What you should do:
Look through the entries below and report how many lines hold the string "оплате". Only the number is wanted.
--- Start of Provided material ---
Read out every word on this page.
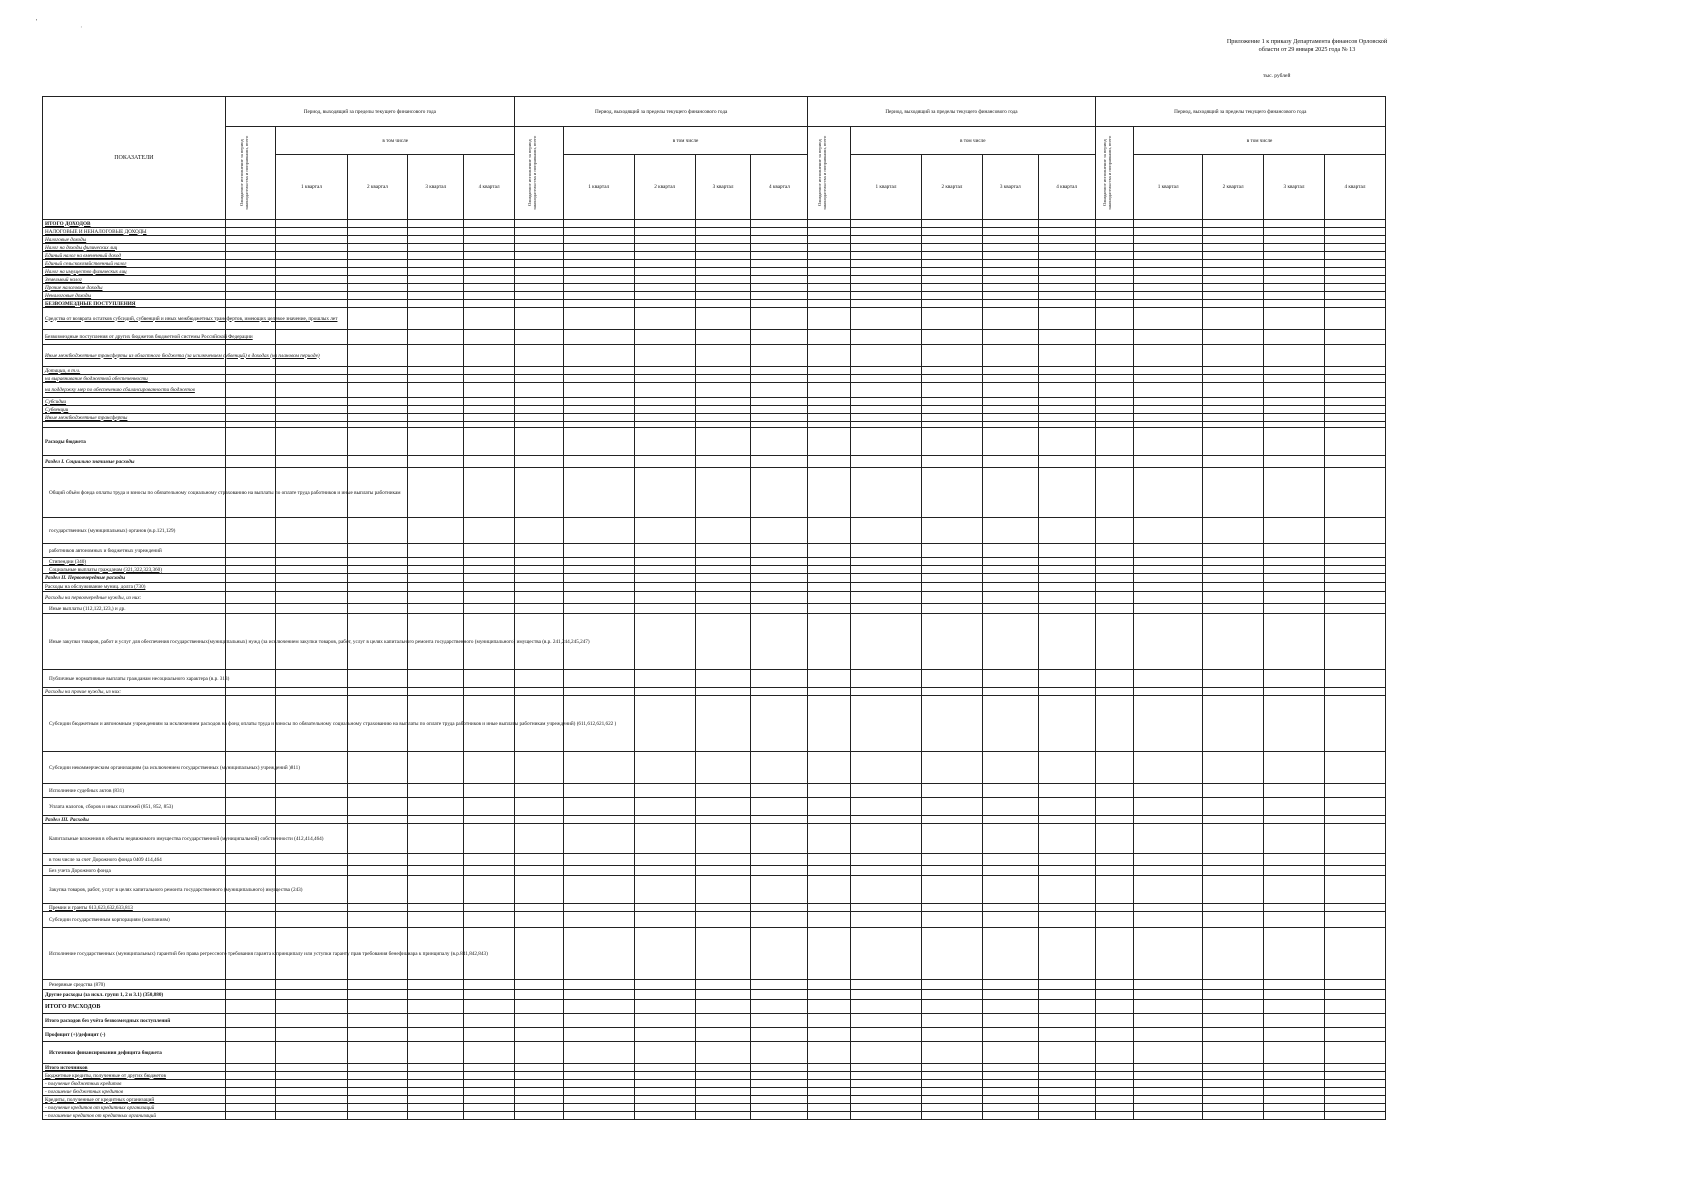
'	ˌ
Приложение 1 к приказу Департамента финансов Орловской
области от 29 января 2025 года № 13
тыс. рублей
ПОКАЗАТЕЛИ	Период, выходящий за пределы текущего финансового года					Период, выходящий за пределы текущего финансового года					Период, выходящий за пределы текущего финансового года					Период, выходящий за пределы текущего финансового года				

	Ожидаемое исполнение за период законодательства и поправками, всего	в том числе				Ожидаемое исполнение за период законодательства и поправками, всего	в том числе				Ожидаемое исполнение за период законодательства и поправками, всего	в том числе				Ожидаемое исполнение за период законодательства и поправками, всего	в том числе			
		1 квартал	2 квартал	3 квартал	4 квартал		1 квартал	2 квартал	3 квартал	4 квартал		1 квартал	2 квартал	3 квартал	4 квартал		1 квартал	2 квартал	3 квартал	4 квартал
ИТОГО ДОХОДОВ																				
НАЛОГОВЫЕ И НЕНАЛОГОВЫЕ ДОХОДЫ																				
Налоговые доходы																				
Налог на доходы физических лиц																				
Единый налог на вмененный доход																				
Единый сельскохозяйственный налог																				
Налог на имущество физических лиц																				
Земельный налог																				
Прочие налоговые доходы																				
Неналоговые доходы																				
БЕЗВОЗМЕЗДНЫЕ ПОСТУПЛЕНИЯ																				
Средства от возврата остатков субсидий, субвенций и иных межбюджетных трансфертов, имеющих целевое значение, прошлых лет																				
Безвозмездные поступления от других бюджетов бюджетной системы Российской Федерации																				
Иные межбюджетные трансферты из областного бюджета (за исключением субвенций) в доходах (на плановом периоде)																				
Дотации, в т.ч.																				
на выравнивание бюджетной обеспеченности																				
на поддержку мер по обеспечению сбалансированности бюджетов																				
Субсидии																				
Субвенции																				
Иные межбюджетные трансферты																				

Расходы бюджета																				
Раздел I. Социально значимые расходы																				
Общий объём фонда оплаты труда и взносы по обязательному социальному страхованию на выплаты по оплате труда работников и иные выплаты работникам																				
государственных (муниципальных) органов (в.р.121,129)																				
работников автономных и бюджетных учреждений																				
Стипендии (340)																				
Социальные выплаты гражданам (321,322,323,360)																				
Раздел II. Первоочередные расходы																				
Расходы на обслуживание муниц. долга (730)																				
Расходы на первоочередные нужды, из них:																				
Иные выплаты (112,122,123,) и др.																				
Иные закупки товаров, работ и услуг для обеспечения государственных(муниципальных) нужд (за исключением закупки товаров, работ, услуг в целях капитального ремонта государственного (муниципального) имущества (в.р. 241,244,245,247)																				
Публичные нормативные выплаты гражданам несоциального характера (в.р. 313)																				
Расходы на прочие нужды, из них:																				
Субсидии бюджетным и автономным учреждениям за исключением расходов на фонд оплаты труда и взносы по обязательному социальному страхованию на выплаты по оплате труда работников и иные выплаты работникам учреждений) (611,612,621,622 )																				
Субсидии некоммерческим организациям (за исключением государственных (муниципальных) учреждений )811)																				
Исполнение судебных актов (831)																				
Уплата налогов, сборов и иных платежей (851, 852, 853)																				
Раздел III. Расходы																				
Капитальные вложения в объекты недвижимого имущества государственной (муниципальной) собственности (412,414,464)																				
в том числе за счет Дорожного фонда 0409 414,464																				
Без учета Дорожного фонда																				
Закупка товаров, работ, услуг в целях капитального ремонта государственного (муниципального) имущества (243)																				
Премии и гранты 613,623,632,633,813																				
Субсидии государственным корпорациям (компаниям)																				
Исполнение государственных (муниципальных) гарантий без права регрессного требования гаранта к принципалу или уступки гаранту прав требования бенефициара к принципалу (в.р.841,842,843)																				
Резервные средства (870)																				
Другие расходы (за искл. групп 1, 2 и 3.1) (350,880)																				
ИТОГО РАСХОДОВ																				
Итого расходов без учёта безвозмездных поступлений																				
Профицит (+)/дефицит (-)																				
Источники финансирования дефицита бюджета																				
Итого источников																				
Бюджетные кредиты, полученные от других бюджетов																				
- получение бюджетных кредитов																				
- погашение бюджетных кредитов																				
Кредиты, полученные от кредитных организаций																				
- получение кредитов от кредитных организаций																				
- погашение кредитов от кредитных организаций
--- End of Provided material ---
Completed task:
2